• _Work to do_
Below is a listing; reproduce each line of it exactly.

• _Records shown_
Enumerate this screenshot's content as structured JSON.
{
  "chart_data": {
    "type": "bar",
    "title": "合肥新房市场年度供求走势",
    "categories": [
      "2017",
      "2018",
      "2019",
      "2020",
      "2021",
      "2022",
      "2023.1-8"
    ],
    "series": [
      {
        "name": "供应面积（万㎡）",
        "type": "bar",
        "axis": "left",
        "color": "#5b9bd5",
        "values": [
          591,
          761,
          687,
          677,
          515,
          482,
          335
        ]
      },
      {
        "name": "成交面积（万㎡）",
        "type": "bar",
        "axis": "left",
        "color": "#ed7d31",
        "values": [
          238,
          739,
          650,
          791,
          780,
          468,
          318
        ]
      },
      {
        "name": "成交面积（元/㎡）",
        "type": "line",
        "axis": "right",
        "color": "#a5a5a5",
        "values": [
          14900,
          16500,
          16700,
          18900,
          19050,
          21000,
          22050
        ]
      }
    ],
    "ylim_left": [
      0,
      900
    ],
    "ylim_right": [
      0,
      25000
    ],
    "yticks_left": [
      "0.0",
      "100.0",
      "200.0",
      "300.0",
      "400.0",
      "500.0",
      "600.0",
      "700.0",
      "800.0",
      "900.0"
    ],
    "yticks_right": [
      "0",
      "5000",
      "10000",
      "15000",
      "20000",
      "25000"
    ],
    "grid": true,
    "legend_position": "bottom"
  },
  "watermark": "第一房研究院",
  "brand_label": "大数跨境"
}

• _Task result_
Enumerate this screenshot's content as structured JSON.
{
  "chart_data": {
    "type": "bar",
    "title": "合肥新房市场年度供求走势",
    "categories": [
      "2017",
      "2018",
      "2019",
      "2020",
      "2021",
      "2022",
      "2023.1-8"
    ],
    "series": [
      {
        "name": "供应面积（万㎡）",
        "type": "bar",
        "axis": "left",
        "color": "#5b9bd5",
        "values": [
          591,
          761,
          687,
          677,
          515,
          482,
          335
        ]
      },
      {
        "name": "成交面积（万㎡）",
        "type": "bar",
        "axis": "left",
        "color": "#ed7d31",
        "values": [
          238,
          739,
          650,
          791,
          780,
          468,
          318
        ]
      },
      {
        "name": "成交面积（元/㎡）",
        "type": "line",
        "axis": "right",
        "color": "#a5a5a5",
        "values": [
          14900,
          16500,
          16700,
          18900,
          19050,
          21000,
          22050
        ]
      }
    ],
    "ylim_left": [
      0,
      900
    ],
    "ylim_right": [
      0,
      25000
    ],
    "yticks_left": [
      "0.0",
      "100.0",
      "200.0",
      "300.0",
      "400.0",
      "500.0",
      "600.0",
      "700.0",
      "800.0",
      "900.0"
    ],
    "yticks_right": [
      "0",
      "5000",
      "10000",
      "15000",
      "20000",
      "25000"
    ],
    "grid": true,
    "legend_position": "bottom"
  },
  "watermark": "第一房研究院",
  "brand_label": "大数跨境"
}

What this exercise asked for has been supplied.